* Begin Data for this task *

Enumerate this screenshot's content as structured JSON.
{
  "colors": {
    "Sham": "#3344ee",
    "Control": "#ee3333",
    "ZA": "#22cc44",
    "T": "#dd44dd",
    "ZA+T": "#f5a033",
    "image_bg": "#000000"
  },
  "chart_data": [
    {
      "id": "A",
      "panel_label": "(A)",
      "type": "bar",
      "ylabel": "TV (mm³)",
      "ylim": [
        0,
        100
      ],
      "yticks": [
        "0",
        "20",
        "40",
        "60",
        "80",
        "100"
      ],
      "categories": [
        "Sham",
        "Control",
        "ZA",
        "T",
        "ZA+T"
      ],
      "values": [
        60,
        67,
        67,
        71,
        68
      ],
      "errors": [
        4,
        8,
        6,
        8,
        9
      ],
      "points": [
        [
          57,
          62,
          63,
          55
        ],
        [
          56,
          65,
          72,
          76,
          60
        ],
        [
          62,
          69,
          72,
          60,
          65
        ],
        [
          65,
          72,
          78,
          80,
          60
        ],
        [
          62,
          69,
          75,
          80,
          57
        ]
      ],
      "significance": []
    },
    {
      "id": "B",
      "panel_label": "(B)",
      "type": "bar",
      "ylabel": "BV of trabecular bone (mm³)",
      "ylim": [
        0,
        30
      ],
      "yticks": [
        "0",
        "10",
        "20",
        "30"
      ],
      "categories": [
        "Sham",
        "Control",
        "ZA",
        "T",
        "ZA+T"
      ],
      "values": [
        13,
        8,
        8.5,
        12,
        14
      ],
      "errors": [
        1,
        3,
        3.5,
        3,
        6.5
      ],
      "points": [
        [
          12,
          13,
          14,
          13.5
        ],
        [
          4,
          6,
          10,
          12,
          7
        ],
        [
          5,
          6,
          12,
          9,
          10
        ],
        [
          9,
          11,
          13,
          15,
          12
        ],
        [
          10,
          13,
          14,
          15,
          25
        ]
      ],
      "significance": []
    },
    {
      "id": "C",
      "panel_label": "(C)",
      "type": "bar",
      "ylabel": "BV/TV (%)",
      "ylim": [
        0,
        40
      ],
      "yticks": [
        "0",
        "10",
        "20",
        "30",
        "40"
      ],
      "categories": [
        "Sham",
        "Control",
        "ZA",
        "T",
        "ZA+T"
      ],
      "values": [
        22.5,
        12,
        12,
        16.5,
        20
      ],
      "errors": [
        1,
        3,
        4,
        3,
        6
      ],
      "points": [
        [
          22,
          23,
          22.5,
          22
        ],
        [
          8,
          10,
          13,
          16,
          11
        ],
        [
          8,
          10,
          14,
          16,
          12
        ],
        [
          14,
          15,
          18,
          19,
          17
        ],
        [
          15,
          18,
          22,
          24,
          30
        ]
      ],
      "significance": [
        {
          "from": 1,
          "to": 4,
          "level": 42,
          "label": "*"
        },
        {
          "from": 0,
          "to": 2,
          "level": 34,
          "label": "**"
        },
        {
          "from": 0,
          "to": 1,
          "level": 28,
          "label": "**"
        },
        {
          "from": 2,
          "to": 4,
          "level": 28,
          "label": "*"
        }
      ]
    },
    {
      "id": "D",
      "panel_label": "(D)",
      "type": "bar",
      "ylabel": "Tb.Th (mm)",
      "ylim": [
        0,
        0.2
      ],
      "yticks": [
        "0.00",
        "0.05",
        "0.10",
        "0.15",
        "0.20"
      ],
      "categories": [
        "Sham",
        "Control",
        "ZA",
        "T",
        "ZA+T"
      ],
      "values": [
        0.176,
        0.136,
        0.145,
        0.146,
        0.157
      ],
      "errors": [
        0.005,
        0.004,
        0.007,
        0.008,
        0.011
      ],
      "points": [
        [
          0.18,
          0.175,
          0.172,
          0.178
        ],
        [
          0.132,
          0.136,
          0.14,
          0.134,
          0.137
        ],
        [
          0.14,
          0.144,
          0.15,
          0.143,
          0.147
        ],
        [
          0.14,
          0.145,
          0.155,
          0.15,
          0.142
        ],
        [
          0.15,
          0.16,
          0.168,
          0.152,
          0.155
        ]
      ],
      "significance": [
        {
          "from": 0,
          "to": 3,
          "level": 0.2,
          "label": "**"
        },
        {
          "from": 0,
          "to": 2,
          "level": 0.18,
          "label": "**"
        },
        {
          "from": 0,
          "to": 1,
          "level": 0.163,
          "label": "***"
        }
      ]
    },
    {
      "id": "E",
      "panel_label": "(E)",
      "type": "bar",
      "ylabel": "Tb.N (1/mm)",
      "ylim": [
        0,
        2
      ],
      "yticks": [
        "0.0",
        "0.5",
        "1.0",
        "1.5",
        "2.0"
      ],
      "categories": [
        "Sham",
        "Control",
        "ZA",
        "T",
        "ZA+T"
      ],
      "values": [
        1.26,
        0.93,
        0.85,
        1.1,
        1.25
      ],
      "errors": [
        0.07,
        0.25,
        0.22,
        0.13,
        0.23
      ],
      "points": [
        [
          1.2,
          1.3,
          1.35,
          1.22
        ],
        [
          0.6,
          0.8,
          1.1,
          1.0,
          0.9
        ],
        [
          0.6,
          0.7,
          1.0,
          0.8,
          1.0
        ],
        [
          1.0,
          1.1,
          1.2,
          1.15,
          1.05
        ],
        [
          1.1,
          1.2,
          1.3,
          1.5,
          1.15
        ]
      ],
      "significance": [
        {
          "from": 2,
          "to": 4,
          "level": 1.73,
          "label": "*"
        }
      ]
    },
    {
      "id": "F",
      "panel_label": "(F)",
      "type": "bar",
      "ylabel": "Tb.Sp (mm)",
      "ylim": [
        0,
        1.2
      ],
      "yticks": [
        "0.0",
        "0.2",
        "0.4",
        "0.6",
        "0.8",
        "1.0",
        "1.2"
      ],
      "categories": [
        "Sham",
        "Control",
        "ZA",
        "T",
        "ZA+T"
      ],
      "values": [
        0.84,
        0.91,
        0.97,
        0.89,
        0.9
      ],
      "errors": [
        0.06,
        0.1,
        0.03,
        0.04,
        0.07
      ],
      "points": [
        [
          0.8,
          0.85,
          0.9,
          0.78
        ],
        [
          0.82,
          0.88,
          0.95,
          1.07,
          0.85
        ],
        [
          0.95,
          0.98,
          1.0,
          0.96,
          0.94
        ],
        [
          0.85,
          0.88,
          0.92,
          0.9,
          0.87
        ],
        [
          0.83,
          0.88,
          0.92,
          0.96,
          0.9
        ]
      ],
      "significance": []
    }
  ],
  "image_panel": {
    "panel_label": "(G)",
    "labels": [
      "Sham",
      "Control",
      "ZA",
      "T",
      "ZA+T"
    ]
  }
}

* End Data for this task *

* **Goal**: Set all of the records down again, exactly as they stand.

* **Finished answer**:
Enumerate this screenshot's content as structured JSON.
{
  "colors": {
    "Sham": "#3344ee",
    "Control": "#ee3333",
    "ZA": "#22cc44",
    "T": "#dd44dd",
    "ZA+T": "#f5a033",
    "image_bg": "#000000"
  },
  "chart_data": [
    {
      "id": "A",
      "panel_label": "(A)",
      "type": "bar",
      "ylabel": "TV (mm³)",
      "ylim": [
        0,
        100
      ],
      "yticks": [
        "0",
        "20",
        "40",
        "60",
        "80",
        "100"
      ],
      "categories": [
        "Sham",
        "Control",
        "ZA",
        "T",
        "ZA+T"
      ],
      "values": [
        60,
        67,
        67,
        71,
        68
      ],
      "errors": [
        4,
        8,
        6,
        8,
        9
      ],
      "points": [
        [
          57,
          62,
          63,
          55
        ],
        [
          56,
          65,
          72,
          76,
          60
        ],
        [
          62,
          69,
          72,
          60,
          65
        ],
        [
          65,
          72,
          78,
          80,
          60
        ],
        [
          62,
          69,
          75,
          80,
          57
        ]
      ],
      "significance": []
    },
    {
      "id": "B",
      "panel_label": "(B)",
      "type": "bar",
      "ylabel": "BV of trabecular bone (mm³)",
      "ylim": [
        0,
        30
      ],
      "yticks": [
        "0",
        "10",
        "20",
        "30"
      ],
      "categories": [
        "Sham",
        "Control",
        "ZA",
        "T",
        "ZA+T"
      ],
      "values": [
        13,
        8,
        8.5,
        12,
        14
      ],
      "errors": [
        1,
        3,
        3.5,
        3,
        6.5
      ],
      "points": [
        [
          12,
          13,
          14,
          13.5
        ],
        [
          4,
          6,
          10,
          12,
          7
        ],
        [
          5,
          6,
          12,
          9,
          10
        ],
        [
          9,
          11,
          13,
          15,
          12
        ],
        [
          10,
          13,
          14,
          15,
          25
        ]
      ],
      "significance": []
    },
    {
      "id": "C",
      "panel_label": "(C)",
      "type": "bar",
      "ylabel": "BV/TV (%)",
      "ylim": [
        0,
        40
      ],
      "yticks": [
        "0",
        "10",
        "20",
        "30",
        "40"
      ],
      "categories": [
        "Sham",
        "Control",
        "ZA",
        "T",
        "ZA+T"
      ],
      "values": [
        22.5,
        12,
        12,
        16.5,
        20
      ],
      "errors": [
        1,
        3,
        4,
        3,
        6
      ],
      "points": [
        [
          22,
          23,
          22.5,
          22
        ],
        [
          8,
          10,
          13,
          16,
          11
        ],
        [
          8,
          10,
          14,
          16,
          12
        ],
        [
          14,
          15,
          18,
          19,
          17
        ],
        [
          15,
          18,
          22,
          24,
          30
        ]
      ],
      "significance": [
        {
          "from": 1,
          "to": 4,
          "level": 42,
          "label": "*"
        },
        {
          "from": 0,
          "to": 2,
          "level": 34,
          "label": "**"
        },
        {
          "from": 0,
          "to": 1,
          "level": 28,
          "label": "**"
        },
        {
          "from": 2,
          "to": 4,
          "level": 28,
          "label": "*"
        }
      ]
    },
    {
      "id": "D",
      "panel_label": "(D)",
      "type": "bar",
      "ylabel": "Tb.Th (mm)",
      "ylim": [
        0,
        0.2
      ],
      "yticks": [
        "0.00",
        "0.05",
        "0.10",
        "0.15",
        "0.20"
      ],
      "categories": [
        "Sham",
        "Control",
        "ZA",
        "T",
        "ZA+T"
      ],
      "values": [
        0.176,
        0.136,
        0.145,
        0.146,
        0.157
      ],
      "errors": [
        0.005,
        0.004,
        0.007,
        0.008,
        0.011
      ],
      "points": [
        [
          0.18,
          0.175,
          0.172,
          0.178
        ],
        [
          0.132,
          0.136,
          0.14,
          0.134,
          0.137
        ],
        [
          0.14,
          0.144,
          0.15,
          0.143,
          0.147
        ],
        [
          0.14,
          0.145,
          0.155,
          0.15,
          0.142
        ],
        [
          0.15,
          0.16,
          0.168,
          0.152,
          0.155
        ]
      ],
      "significance": [
        {
          "from": 0,
          "to": 3,
          "level": 0.2,
          "label": "**"
        },
        {
          "from": 0,
          "to": 2,
          "level": 0.18,
          "label": "**"
        },
        {
          "from": 0,
          "to": 1,
          "level": 0.163,
          "label": "***"
        }
      ]
    },
    {
      "id": "E",
      "panel_label": "(E)",
      "type": "bar",
      "ylabel": "Tb.N (1/mm)",
      "ylim": [
        0,
        2
      ],
      "yticks": [
        "0.0",
        "0.5",
        "1.0",
        "1.5",
        "2.0"
      ],
      "categories": [
        "Sham",
        "Control",
        "ZA",
        "T",
        "ZA+T"
      ],
      "values": [
        1.26,
        0.93,
        0.85,
        1.1,
        1.25
      ],
      "errors": [
        0.07,
        0.25,
        0.22,
        0.13,
        0.23
      ],
      "points": [
        [
          1.2,
          1.3,
          1.35,
          1.22
        ],
        [
          0.6,
          0.8,
          1.1,
          1.0,
          0.9
        ],
        [
          0.6,
          0.7,
          1.0,
          0.8,
          1.0
        ],
        [
          1.0,
          1.1,
          1.2,
          1.15,
          1.05
        ],
        [
          1.1,
          1.2,
          1.3,
          1.5,
          1.15
        ]
      ],
      "significance": [
        {
          "from": 2,
          "to": 4,
          "level": 1.73,
          "label": "*"
        }
      ]
    },
    {
      "id": "F",
      "panel_label": "(F)",
      "type": "bar",
      "ylabel": "Tb.Sp (mm)",
      "ylim": [
        0,
        1.2
      ],
      "yticks": [
        "0.0",
        "0.2",
        "0.4",
        "0.6",
        "0.8",
        "1.0",
        "1.2"
      ],
      "categories": [
        "Sham",
        "Control",
        "ZA",
        "T",
        "ZA+T"
      ],
      "values": [
        0.84,
        0.91,
        0.97,
        0.89,
        0.9
      ],
      "errors": [
        0.06,
        0.1,
        0.03,
        0.04,
        0.07
      ],
      "points": [
        [
          0.8,
          0.85,
          0.9,
          0.78
        ],
        [
          0.82,
          0.88,
          0.95,
          1.07,
          0.85
        ],
        [
          0.95,
          0.98,
          1.0,
          0.96,
          0.94
        ],
        [
          0.85,
          0.88,
          0.92,
          0.9,
          0.87
        ],
        [
          0.83,
          0.88,
          0.92,
          0.96,
          0.9
        ]
      ],
      "significance": []
    }
  ],
  "image_panel": {
    "panel_label": "(G)",
    "labels": [
      "Sham",
      "Control",
      "ZA",
      "T",
      "ZA+T"
    ]
  }
}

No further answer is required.